[Collection entries]
▬▬▬▬▬▬▬▬▬▬
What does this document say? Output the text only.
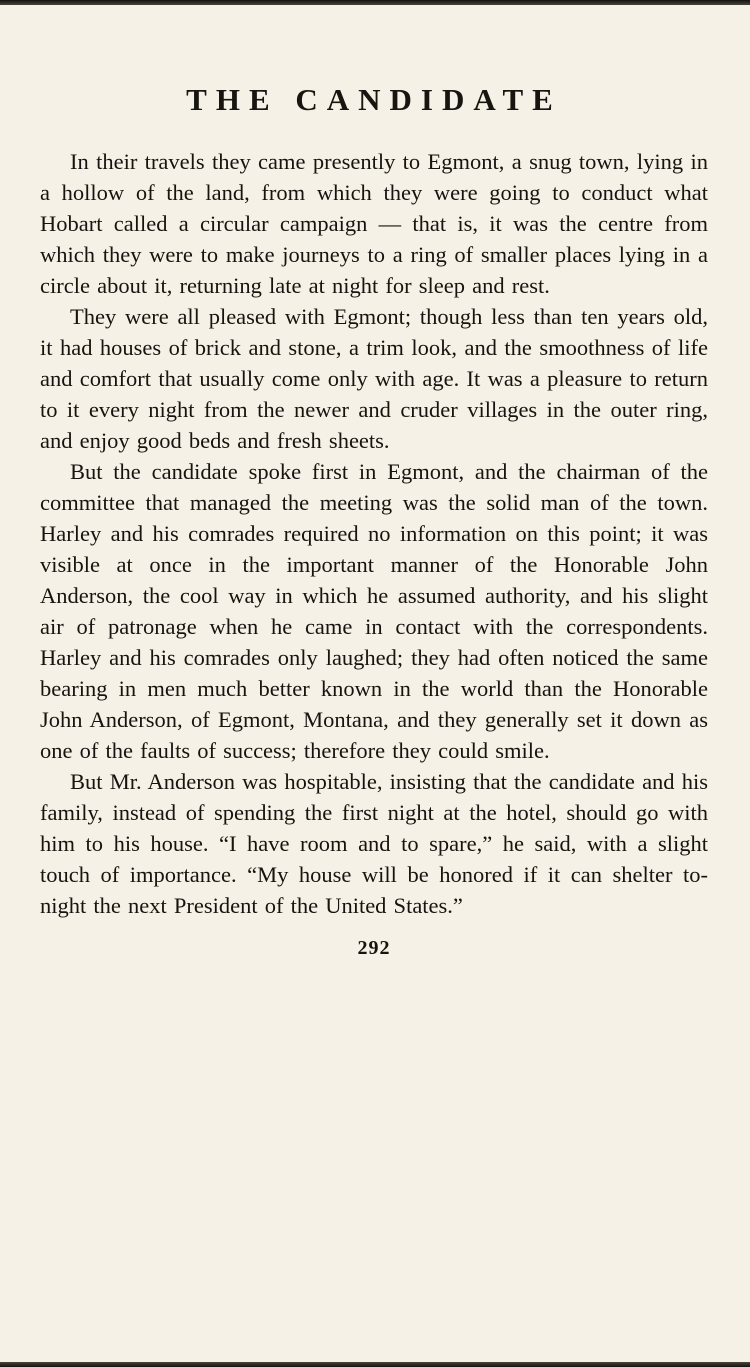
THE CANDIDATE

In their travels they came presently to Egmont, a snug town, lying in a hollow of the land, from which they were going to conduct what Hobart called a circular campaign — that is, it was the centre from which they were to make journeys to a ring of smaller places lying in a circle about it, returning late at night for sleep and rest.

They were all pleased with Egmont; though less than ten years old, it had houses of brick and stone, a trim look, and the smoothness of life and comfort that usually come only with age. It was a pleasure to return to it every night from the newer and cruder villages in the outer ring, and enjoy good beds and fresh sheets.

But the candidate spoke first in Egmont, and the chairman of the committee that managed the meeting was the solid man of the town. Harley and his comrades required no information on this point; it was visible at once in the important manner of the Honorable John Anderson, the cool way in which he assumed authority, and his slight air of patronage when he came in contact with the correspondents. Harley and his comrades only laughed; they had often noticed the same bearing in men much better known in the world than the Honorable John Anderson, of Egmont, Montana, and they generally set it down as one of the faults of success; therefore they could smile.

But Mr. Anderson was hospitable, insisting that the candidate and his family, instead of spending the first night at the hotel, should go with him to his house. “I have room and to spare,” he said, with a slight touch of importance. “My house will be honored if it can shelter to-night the next President of the United States.”

292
▬▬▬▬▬▬▬▬▬▬
§ **TASK BRIEF**: Pick out the lines containing the string "were".

§ **COMPLETE RESPONSE**:
In their travels they came presently to Egmont, a snug town, lying in a hollow of the land, from which they were going to conduct what Hobart called a circular campaign — that is, it was the centre from which they were to make journeys to a ring of smaller places lying in a circle about it, returning late at night for sleep and rest.
They were all pleased with Egmont; though less than ten years old, it had houses of brick and stone, a trim look, and the smoothness of life and comfort that usually come only with age. It was a pleasure to return to it every night from the newer and cruder villages in the outer ring, and enjoy good beds and fresh sheets.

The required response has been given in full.